====== Records for the task ======
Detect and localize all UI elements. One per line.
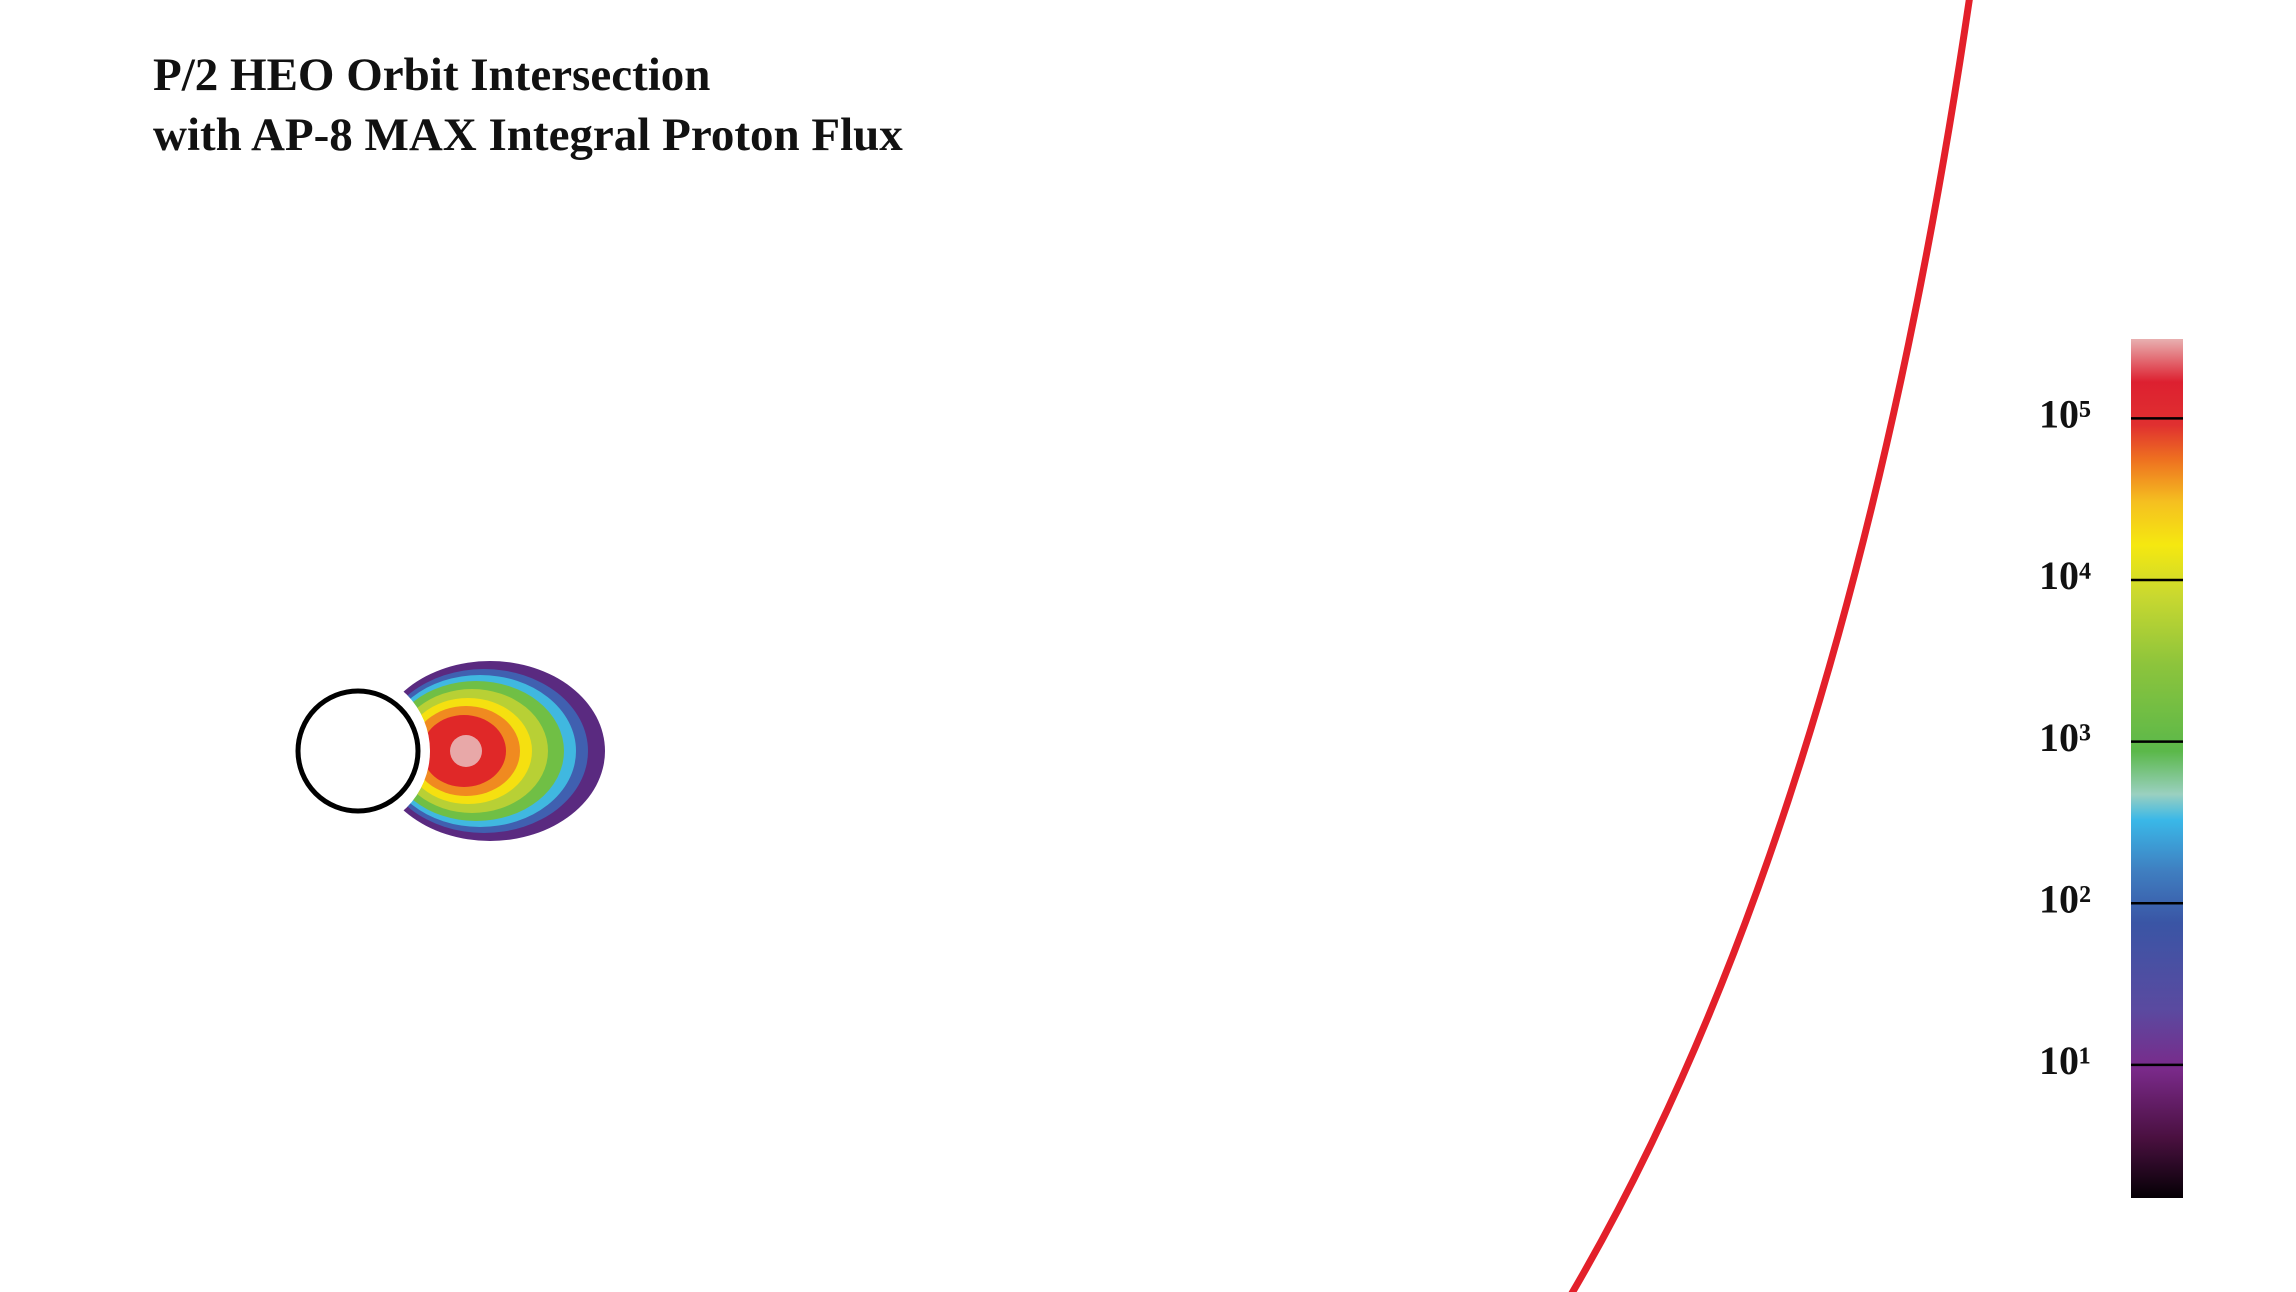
colorbar-tick-label: 10² bbox=[2039, 876, 2091, 921]
colorbar bbox=[2131, 339, 2183, 1198]
colorbar-tick-label: 10⁵ bbox=[2039, 392, 2091, 437]
title-line: with AP-8 MAX Integral Proton Flux bbox=[153, 109, 903, 161]
orbit-path bbox=[1568, 0, 1973, 1292]
colorbar-ticks: 10⁵ 10⁴ 10³ 10² 10¹ bbox=[2039, 392, 2183, 1083]
colorbar-tick-label: 10³ bbox=[2039, 715, 2091, 760]
flux-contour bbox=[450, 735, 482, 767]
colorbar-tick-label: 10¹ bbox=[2039, 1038, 2091, 1083]
title-line: P/2 HEO Orbit Intersection bbox=[153, 49, 710, 101]
earth bbox=[295, 688, 421, 814]
colorbar-tick-label: 10⁴ bbox=[2039, 553, 2091, 598]
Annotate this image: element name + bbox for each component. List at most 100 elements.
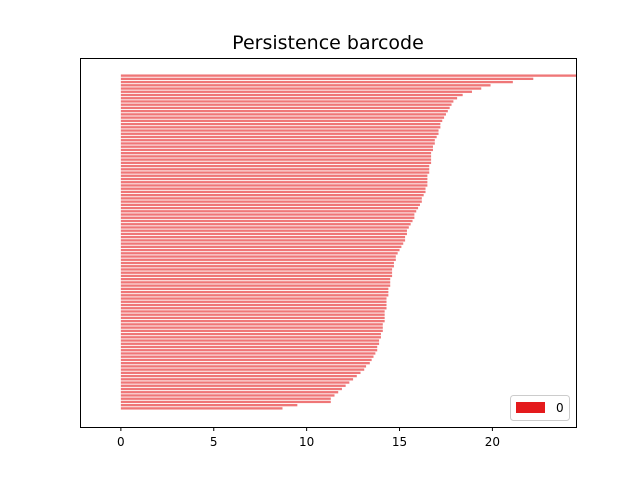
barcode-bar bbox=[120, 206, 419, 210]
barcode-bar bbox=[120, 316, 385, 320]
x-tick-label: 20 bbox=[485, 435, 500, 449]
barcode-bar bbox=[120, 319, 385, 323]
barcode-bar bbox=[120, 171, 430, 174]
barcode-bar bbox=[120, 229, 407, 232]
barcode-bar bbox=[120, 261, 394, 265]
barcode-bar bbox=[120, 174, 428, 177]
barcode-bar bbox=[120, 268, 393, 271]
barcode-bar bbox=[120, 371, 361, 375]
barcode-bar bbox=[120, 226, 409, 229]
legend-label: 0 bbox=[556, 401, 564, 415]
barcode-bar bbox=[120, 203, 420, 207]
barcode-bar bbox=[120, 184, 428, 187]
barcode-bar bbox=[120, 223, 411, 226]
barcode-bar bbox=[120, 122, 441, 126]
plot-frame bbox=[80, 58, 577, 428]
barcode-bar bbox=[120, 142, 435, 145]
barcode-bar bbox=[120, 129, 439, 132]
barcode-bar bbox=[120, 290, 389, 294]
barcode-bar bbox=[120, 265, 394, 268]
barcode-bar bbox=[120, 365, 367, 368]
barcode-bar bbox=[120, 255, 396, 258]
barcode-bar bbox=[120, 232, 407, 236]
barcode-bar bbox=[120, 252, 398, 255]
barcode-bar bbox=[120, 287, 389, 291]
barcode-bar bbox=[120, 349, 378, 352]
barcode-bar bbox=[120, 307, 387, 310]
barcode-bar bbox=[120, 216, 415, 219]
barcode-bar bbox=[120, 84, 491, 87]
barcode-bar bbox=[120, 355, 374, 358]
barcode-bar bbox=[120, 387, 342, 391]
barcode-bar bbox=[120, 397, 331, 400]
barcode-bar bbox=[120, 310, 385, 313]
legend-swatch bbox=[516, 402, 545, 413]
barcode-bar bbox=[120, 168, 430, 171]
barcode-bar bbox=[120, 332, 381, 336]
barcode-bar bbox=[120, 93, 463, 97]
barcode-bar bbox=[120, 294, 389, 297]
barcode-bar bbox=[120, 145, 433, 148]
barcode-bar bbox=[120, 116, 445, 119]
barcode-bar bbox=[120, 126, 441, 129]
x-tick-label: 15 bbox=[392, 435, 407, 449]
barcode-bar bbox=[120, 213, 415, 216]
barcode-bar bbox=[120, 90, 472, 93]
barcode-bar bbox=[120, 193, 424, 197]
barcode-bar bbox=[120, 148, 433, 152]
barcode-bar bbox=[120, 80, 513, 84]
bars-group bbox=[120, 74, 577, 410]
barcode-bar bbox=[120, 374, 357, 378]
barcode-bar bbox=[120, 177, 428, 181]
barcode-bar bbox=[120, 381, 350, 384]
barcode-bar bbox=[120, 326, 383, 329]
barcode-bar bbox=[120, 135, 437, 139]
barcode-bar bbox=[120, 352, 376, 355]
x-tick-label: 5 bbox=[210, 435, 218, 449]
barcode-bar bbox=[120, 345, 378, 349]
barcode-bar bbox=[120, 187, 426, 190]
barcode-bar bbox=[120, 274, 393, 278]
barcode-bar bbox=[120, 106, 450, 110]
barcode-bar bbox=[120, 281, 391, 284]
barcode-bar bbox=[120, 394, 335, 397]
barcode-bar bbox=[120, 190, 426, 194]
barcode-bar bbox=[120, 277, 391, 281]
x-tick-label: 0 bbox=[117, 435, 125, 449]
legend: 0 bbox=[510, 395, 570, 421]
barcode-bar bbox=[120, 329, 383, 333]
barcode-bar bbox=[120, 200, 422, 203]
barcode-bar bbox=[120, 245, 402, 249]
barcode-bar bbox=[120, 155, 432, 158]
barcode-bar bbox=[120, 87, 482, 90]
barcode-bar bbox=[120, 336, 381, 339]
chart-title: Persistence barcode bbox=[232, 32, 424, 54]
barcode-bar bbox=[120, 197, 422, 200]
barcode-bar bbox=[120, 342, 380, 345]
barcode-bar bbox=[120, 358, 372, 362]
barcode-bar bbox=[120, 164, 430, 168]
barcode-bar bbox=[120, 339, 380, 342]
barcode-bar bbox=[120, 158, 432, 161]
barcode-bar bbox=[120, 384, 346, 387]
barcode-bar bbox=[120, 139, 435, 142]
barcode-bar bbox=[120, 323, 383, 326]
barcode-bar bbox=[120, 109, 448, 113]
barcode-bar bbox=[120, 400, 331, 404]
barcode-bar bbox=[120, 113, 446, 116]
barcode-bar bbox=[120, 271, 393, 274]
barcode-bar bbox=[120, 74, 577, 77]
barcode-bar bbox=[120, 210, 417, 213]
barcode-bar bbox=[120, 313, 385, 316]
barcode-bar bbox=[120, 303, 387, 307]
barcode-bar bbox=[120, 300, 387, 303]
barcode-bar bbox=[120, 161, 432, 165]
barcode-bar bbox=[120, 151, 432, 155]
barcode-bar bbox=[120, 258, 396, 261]
barcode-bar bbox=[120, 119, 443, 123]
barcode-bar bbox=[120, 407, 283, 410]
barcode-bar bbox=[120, 239, 406, 242]
barcode-bar bbox=[120, 368, 365, 371]
barcode-bar bbox=[120, 361, 370, 365]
======
### What you have to do
Retype the data above line for line without any changes, and leave out the pictures.

### Final answer
Detect and localize all UI elements. One per line.
colorbar-tick-label: 10² bbox=[2039, 876, 2091, 921]
colorbar bbox=[2131, 339, 2183, 1198]
colorbar-tick-label: 10⁵ bbox=[2039, 392, 2091, 437]
title-line: with AP-8 MAX Integral Proton Flux bbox=[153, 109, 903, 161]
orbit-path bbox=[1568, 0, 1973, 1292]
colorbar-ticks: 10⁵ 10⁴ 10³ 10² 10¹ bbox=[2039, 392, 2183, 1083]
colorbar-tick-label: 10³ bbox=[2039, 715, 2091, 760]
flux-contour bbox=[450, 735, 482, 767]
colorbar-tick-label: 10¹ bbox=[2039, 1038, 2091, 1083]
title-line: P/2 HEO Orbit Intersection bbox=[153, 49, 710, 101]
earth bbox=[295, 688, 421, 814]
colorbar-tick-label: 10⁴ bbox=[2039, 553, 2091, 598]
Annotate this image: element name + bbox for each component. List at most 100 elements.
barcode-bar bbox=[120, 206, 419, 210]
barcode-bar bbox=[120, 316, 385, 320]
x-tick-label: 20 bbox=[485, 435, 500, 449]
barcode-bar bbox=[120, 319, 385, 323]
barcode-bar bbox=[120, 171, 430, 174]
barcode-bar bbox=[120, 229, 407, 232]
barcode-bar bbox=[120, 261, 394, 265]
barcode-bar bbox=[120, 174, 428, 177]
barcode-bar bbox=[120, 268, 393, 271]
barcode-bar bbox=[120, 371, 361, 375]
barcode-bar bbox=[120, 226, 409, 229]
legend-label: 0 bbox=[556, 401, 564, 415]
barcode-bar bbox=[120, 203, 420, 207]
barcode-bar bbox=[120, 184, 428, 187]
barcode-bar bbox=[120, 223, 411, 226]
barcode-bar bbox=[120, 122, 441, 126]
plot-frame bbox=[80, 58, 577, 428]
barcode-bar bbox=[120, 142, 435, 145]
barcode-bar bbox=[120, 129, 439, 132]
barcode-bar bbox=[120, 290, 389, 294]
barcode-bar bbox=[120, 265, 394, 268]
barcode-bar bbox=[120, 365, 367, 368]
barcode-bar bbox=[120, 255, 396, 258]
barcode-bar bbox=[120, 232, 407, 236]
barcode-bar bbox=[120, 252, 398, 255]
barcode-bar bbox=[120, 287, 389, 291]
barcode-bar bbox=[120, 349, 378, 352]
barcode-bar bbox=[120, 307, 387, 310]
barcode-bar bbox=[120, 216, 415, 219]
barcode-bar bbox=[120, 84, 491, 87]
barcode-bar bbox=[120, 355, 374, 358]
barcode-bar bbox=[120, 387, 342, 391]
barcode-bar bbox=[120, 397, 331, 400]
barcode-bar bbox=[120, 310, 385, 313]
legend-swatch bbox=[516, 402, 545, 413]
barcode-bar bbox=[120, 168, 430, 171]
barcode-bar bbox=[120, 332, 381, 336]
barcode-bar bbox=[120, 93, 463, 97]
barcode-bar bbox=[120, 294, 389, 297]
barcode-bar bbox=[120, 145, 433, 148]
barcode-bar bbox=[120, 116, 445, 119]
barcode-bar bbox=[120, 126, 441, 129]
x-tick-label: 15 bbox=[392, 435, 407, 449]
barcode-bar bbox=[120, 213, 415, 216]
barcode-bar bbox=[120, 90, 472, 93]
barcode-bar bbox=[120, 193, 424, 197]
barcode-bar bbox=[120, 148, 433, 152]
barcode-bar bbox=[120, 80, 513, 84]
bars-group bbox=[120, 74, 577, 410]
barcode-bar bbox=[120, 374, 357, 378]
barcode-bar bbox=[120, 177, 428, 181]
barcode-bar bbox=[120, 381, 350, 384]
barcode-bar bbox=[120, 326, 383, 329]
barcode-bar bbox=[120, 135, 437, 139]
barcode-bar bbox=[120, 352, 376, 355]
x-tick-label: 5 bbox=[210, 435, 218, 449]
barcode-bar bbox=[120, 345, 378, 349]
barcode-bar bbox=[120, 187, 426, 190]
barcode-bar bbox=[120, 274, 393, 278]
barcode-bar bbox=[120, 106, 450, 110]
barcode-bar bbox=[120, 281, 391, 284]
barcode-bar bbox=[120, 394, 335, 397]
barcode-bar bbox=[120, 190, 426, 194]
barcode-bar bbox=[120, 277, 391, 281]
x-tick-label: 0 bbox=[117, 435, 125, 449]
legend: 0 bbox=[510, 395, 570, 421]
barcode-bar bbox=[120, 329, 383, 333]
barcode-bar bbox=[120, 200, 422, 203]
barcode-bar bbox=[120, 245, 402, 249]
barcode-bar bbox=[120, 155, 432, 158]
barcode-bar bbox=[120, 87, 482, 90]
barcode-bar bbox=[120, 336, 381, 339]
chart-title: Persistence barcode bbox=[232, 32, 424, 54]
barcode-bar bbox=[120, 197, 422, 200]
barcode-bar bbox=[120, 342, 380, 345]
barcode-bar bbox=[120, 358, 372, 362]
barcode-bar bbox=[120, 164, 430, 168]
barcode-bar bbox=[120, 339, 380, 342]
barcode-bar bbox=[120, 158, 432, 161]
barcode-bar bbox=[120, 384, 346, 387]
barcode-bar bbox=[120, 139, 435, 142]
barcode-bar bbox=[120, 323, 383, 326]
barcode-bar bbox=[120, 109, 448, 113]
barcode-bar bbox=[120, 400, 331, 404]
barcode-bar bbox=[120, 113, 446, 116]
barcode-bar bbox=[120, 271, 393, 274]
barcode-bar bbox=[120, 74, 577, 77]
barcode-bar bbox=[120, 210, 417, 213]
barcode-bar bbox=[120, 313, 385, 316]
barcode-bar bbox=[120, 303, 387, 307]
barcode-bar bbox=[120, 300, 387, 303]
barcode-bar bbox=[120, 161, 432, 165]
barcode-bar bbox=[120, 151, 432, 155]
barcode-bar bbox=[120, 258, 396, 261]
barcode-bar bbox=[120, 119, 443, 123]
barcode-bar bbox=[120, 407, 283, 410]
barcode-bar bbox=[120, 239, 406, 242]
barcode-bar bbox=[120, 368, 365, 371]
barcode-bar bbox=[120, 361, 370, 365]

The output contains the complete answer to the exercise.